### Data records
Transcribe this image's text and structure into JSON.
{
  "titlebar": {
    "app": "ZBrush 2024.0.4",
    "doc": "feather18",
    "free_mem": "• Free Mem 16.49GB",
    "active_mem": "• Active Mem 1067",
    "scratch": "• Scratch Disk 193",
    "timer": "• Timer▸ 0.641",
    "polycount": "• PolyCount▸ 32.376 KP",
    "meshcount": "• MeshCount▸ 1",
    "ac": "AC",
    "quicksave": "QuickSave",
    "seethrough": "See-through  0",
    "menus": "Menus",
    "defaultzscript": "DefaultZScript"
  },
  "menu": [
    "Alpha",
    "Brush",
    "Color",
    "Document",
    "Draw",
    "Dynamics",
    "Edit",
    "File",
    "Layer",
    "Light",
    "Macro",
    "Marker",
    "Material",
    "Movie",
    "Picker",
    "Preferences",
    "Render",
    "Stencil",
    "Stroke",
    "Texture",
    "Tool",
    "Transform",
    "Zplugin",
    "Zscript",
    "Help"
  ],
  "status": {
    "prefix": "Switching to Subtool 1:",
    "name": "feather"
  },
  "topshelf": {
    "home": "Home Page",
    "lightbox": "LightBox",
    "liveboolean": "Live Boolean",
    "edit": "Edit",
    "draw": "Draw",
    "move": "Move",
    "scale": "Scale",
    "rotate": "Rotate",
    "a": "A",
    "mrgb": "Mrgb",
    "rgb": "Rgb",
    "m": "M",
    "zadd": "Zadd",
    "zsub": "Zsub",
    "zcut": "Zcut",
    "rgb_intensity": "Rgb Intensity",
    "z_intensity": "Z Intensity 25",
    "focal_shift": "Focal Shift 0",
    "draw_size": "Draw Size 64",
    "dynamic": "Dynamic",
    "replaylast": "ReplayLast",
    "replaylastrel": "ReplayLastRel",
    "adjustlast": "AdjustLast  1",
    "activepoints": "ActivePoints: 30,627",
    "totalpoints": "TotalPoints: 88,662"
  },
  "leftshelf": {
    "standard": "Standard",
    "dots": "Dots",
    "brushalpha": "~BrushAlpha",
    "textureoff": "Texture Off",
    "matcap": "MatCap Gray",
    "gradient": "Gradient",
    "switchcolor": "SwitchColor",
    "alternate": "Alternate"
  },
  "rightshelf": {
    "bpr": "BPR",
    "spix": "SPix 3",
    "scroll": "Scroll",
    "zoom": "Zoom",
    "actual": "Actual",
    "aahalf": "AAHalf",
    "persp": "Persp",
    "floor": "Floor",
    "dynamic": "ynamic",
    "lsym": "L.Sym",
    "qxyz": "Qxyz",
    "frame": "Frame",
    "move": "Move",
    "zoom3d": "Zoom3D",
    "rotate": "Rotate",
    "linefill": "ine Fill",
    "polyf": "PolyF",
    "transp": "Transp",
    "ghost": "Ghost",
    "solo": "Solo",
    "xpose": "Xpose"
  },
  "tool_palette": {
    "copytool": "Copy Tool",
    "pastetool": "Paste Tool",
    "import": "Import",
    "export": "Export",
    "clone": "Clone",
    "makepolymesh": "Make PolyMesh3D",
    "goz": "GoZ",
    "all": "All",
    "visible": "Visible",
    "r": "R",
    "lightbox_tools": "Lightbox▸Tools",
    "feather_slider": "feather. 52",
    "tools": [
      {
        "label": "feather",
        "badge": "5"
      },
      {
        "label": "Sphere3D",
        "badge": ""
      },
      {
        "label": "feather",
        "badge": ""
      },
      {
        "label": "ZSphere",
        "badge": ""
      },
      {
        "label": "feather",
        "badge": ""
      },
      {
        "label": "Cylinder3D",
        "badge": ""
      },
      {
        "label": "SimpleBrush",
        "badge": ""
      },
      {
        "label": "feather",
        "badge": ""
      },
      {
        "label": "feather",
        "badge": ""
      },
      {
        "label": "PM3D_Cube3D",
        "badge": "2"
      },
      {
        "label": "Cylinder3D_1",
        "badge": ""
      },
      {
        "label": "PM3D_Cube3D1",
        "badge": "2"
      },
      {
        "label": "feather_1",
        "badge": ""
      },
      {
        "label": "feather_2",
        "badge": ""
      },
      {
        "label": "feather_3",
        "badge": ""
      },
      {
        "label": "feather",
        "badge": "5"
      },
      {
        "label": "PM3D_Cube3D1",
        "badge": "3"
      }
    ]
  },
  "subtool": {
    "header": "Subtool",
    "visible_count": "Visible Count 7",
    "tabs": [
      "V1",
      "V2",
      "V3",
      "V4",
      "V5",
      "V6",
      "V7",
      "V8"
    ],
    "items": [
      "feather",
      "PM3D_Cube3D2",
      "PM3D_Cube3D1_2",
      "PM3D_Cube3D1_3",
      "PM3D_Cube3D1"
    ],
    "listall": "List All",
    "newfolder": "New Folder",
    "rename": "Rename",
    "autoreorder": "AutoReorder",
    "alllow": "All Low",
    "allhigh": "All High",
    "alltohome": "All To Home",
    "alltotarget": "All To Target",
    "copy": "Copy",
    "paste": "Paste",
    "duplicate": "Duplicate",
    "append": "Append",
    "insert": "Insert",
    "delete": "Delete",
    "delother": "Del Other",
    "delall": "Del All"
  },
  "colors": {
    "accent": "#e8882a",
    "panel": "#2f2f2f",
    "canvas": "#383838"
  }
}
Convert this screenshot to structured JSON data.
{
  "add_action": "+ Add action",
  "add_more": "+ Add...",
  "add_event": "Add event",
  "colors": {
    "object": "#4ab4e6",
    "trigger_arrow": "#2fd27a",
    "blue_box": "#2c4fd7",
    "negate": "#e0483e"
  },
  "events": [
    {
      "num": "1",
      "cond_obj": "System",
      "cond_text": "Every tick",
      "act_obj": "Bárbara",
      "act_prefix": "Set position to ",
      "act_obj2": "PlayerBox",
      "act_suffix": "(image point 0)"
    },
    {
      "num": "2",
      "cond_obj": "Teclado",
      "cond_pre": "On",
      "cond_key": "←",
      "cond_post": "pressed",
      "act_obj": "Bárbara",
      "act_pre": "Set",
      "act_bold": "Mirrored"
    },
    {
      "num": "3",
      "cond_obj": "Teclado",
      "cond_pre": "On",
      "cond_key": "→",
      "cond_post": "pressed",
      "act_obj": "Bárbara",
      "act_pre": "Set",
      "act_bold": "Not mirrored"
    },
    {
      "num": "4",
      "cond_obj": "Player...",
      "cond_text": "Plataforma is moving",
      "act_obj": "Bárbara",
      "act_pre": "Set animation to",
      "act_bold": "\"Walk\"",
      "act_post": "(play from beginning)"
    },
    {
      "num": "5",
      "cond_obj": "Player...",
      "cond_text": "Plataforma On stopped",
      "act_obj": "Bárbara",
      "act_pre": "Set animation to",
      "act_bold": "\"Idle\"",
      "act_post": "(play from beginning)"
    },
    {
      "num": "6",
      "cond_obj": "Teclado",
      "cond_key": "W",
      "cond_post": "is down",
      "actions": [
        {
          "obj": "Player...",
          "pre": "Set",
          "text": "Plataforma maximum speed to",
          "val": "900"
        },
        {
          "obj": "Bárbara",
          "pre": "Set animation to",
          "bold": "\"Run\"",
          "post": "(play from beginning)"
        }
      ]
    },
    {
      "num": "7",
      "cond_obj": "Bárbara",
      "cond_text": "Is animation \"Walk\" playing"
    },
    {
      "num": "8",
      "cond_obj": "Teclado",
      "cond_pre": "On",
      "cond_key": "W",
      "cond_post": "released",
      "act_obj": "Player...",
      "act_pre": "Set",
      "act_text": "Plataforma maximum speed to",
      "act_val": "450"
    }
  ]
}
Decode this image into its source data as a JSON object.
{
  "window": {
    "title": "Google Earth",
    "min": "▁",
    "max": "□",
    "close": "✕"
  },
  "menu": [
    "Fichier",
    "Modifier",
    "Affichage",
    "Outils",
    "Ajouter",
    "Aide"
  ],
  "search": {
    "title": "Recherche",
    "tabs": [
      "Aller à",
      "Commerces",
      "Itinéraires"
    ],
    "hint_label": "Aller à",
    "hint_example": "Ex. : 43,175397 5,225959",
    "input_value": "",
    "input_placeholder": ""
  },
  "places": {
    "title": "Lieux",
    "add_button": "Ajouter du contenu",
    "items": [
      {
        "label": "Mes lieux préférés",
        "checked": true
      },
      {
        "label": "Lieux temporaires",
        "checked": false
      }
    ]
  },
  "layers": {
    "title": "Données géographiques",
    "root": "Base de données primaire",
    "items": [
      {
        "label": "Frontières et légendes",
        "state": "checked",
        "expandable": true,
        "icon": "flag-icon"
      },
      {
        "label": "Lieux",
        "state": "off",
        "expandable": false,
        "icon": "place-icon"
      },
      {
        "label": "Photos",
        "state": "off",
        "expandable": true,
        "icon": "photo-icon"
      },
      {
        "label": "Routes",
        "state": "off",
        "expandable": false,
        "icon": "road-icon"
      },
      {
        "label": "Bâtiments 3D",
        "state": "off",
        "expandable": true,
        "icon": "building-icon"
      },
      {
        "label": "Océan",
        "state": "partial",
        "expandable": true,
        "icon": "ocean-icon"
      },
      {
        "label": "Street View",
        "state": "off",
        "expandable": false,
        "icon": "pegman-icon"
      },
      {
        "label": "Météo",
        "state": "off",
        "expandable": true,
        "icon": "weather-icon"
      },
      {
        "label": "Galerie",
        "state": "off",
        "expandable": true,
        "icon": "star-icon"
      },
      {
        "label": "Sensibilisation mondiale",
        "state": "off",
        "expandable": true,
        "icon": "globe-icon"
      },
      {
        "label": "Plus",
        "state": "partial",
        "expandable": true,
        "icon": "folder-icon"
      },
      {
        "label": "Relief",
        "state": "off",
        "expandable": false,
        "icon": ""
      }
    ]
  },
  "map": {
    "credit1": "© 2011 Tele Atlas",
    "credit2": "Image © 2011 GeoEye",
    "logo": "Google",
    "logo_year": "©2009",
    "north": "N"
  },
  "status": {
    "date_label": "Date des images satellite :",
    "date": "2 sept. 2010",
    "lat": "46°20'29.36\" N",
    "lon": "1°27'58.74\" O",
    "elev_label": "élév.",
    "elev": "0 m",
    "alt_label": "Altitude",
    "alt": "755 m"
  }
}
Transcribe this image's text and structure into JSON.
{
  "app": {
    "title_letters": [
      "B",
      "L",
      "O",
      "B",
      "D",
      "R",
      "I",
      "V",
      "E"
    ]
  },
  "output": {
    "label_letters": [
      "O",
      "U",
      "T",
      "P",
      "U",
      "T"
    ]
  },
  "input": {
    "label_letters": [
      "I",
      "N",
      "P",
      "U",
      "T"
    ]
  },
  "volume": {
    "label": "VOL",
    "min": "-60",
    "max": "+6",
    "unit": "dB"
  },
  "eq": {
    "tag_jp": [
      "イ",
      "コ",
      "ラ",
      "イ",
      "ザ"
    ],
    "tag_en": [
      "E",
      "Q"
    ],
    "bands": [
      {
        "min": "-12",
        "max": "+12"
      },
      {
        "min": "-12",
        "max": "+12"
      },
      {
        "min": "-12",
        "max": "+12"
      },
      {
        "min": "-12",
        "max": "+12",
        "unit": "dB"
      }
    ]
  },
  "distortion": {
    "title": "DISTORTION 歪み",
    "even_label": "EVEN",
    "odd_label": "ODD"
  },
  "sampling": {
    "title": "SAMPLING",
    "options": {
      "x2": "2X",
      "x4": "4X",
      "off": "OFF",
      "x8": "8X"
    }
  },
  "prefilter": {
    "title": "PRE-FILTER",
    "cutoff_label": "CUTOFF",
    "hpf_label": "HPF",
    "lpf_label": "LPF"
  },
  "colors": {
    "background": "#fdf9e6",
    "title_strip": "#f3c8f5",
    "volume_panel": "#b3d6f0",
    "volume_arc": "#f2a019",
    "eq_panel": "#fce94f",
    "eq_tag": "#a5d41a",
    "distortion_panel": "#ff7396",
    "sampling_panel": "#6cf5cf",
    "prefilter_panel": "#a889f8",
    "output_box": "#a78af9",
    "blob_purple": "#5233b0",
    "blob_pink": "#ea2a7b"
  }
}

### EXERCISE OBJECTIVE
Return each line of the listing that holds the string "icon".

### TASK OUTPUT
        "icon": "flag-icon"
        "icon": "place-icon"
        "icon": "photo-icon"
        "icon": "road-icon"
        "icon": "building-icon"
        "icon": "ocean-icon"
        "icon": "pegman-icon"
        "icon": "weather-icon"
        "icon": "star-icon"
        "icon": "globe-icon"
        "icon": "folder-icon"
        "icon": ""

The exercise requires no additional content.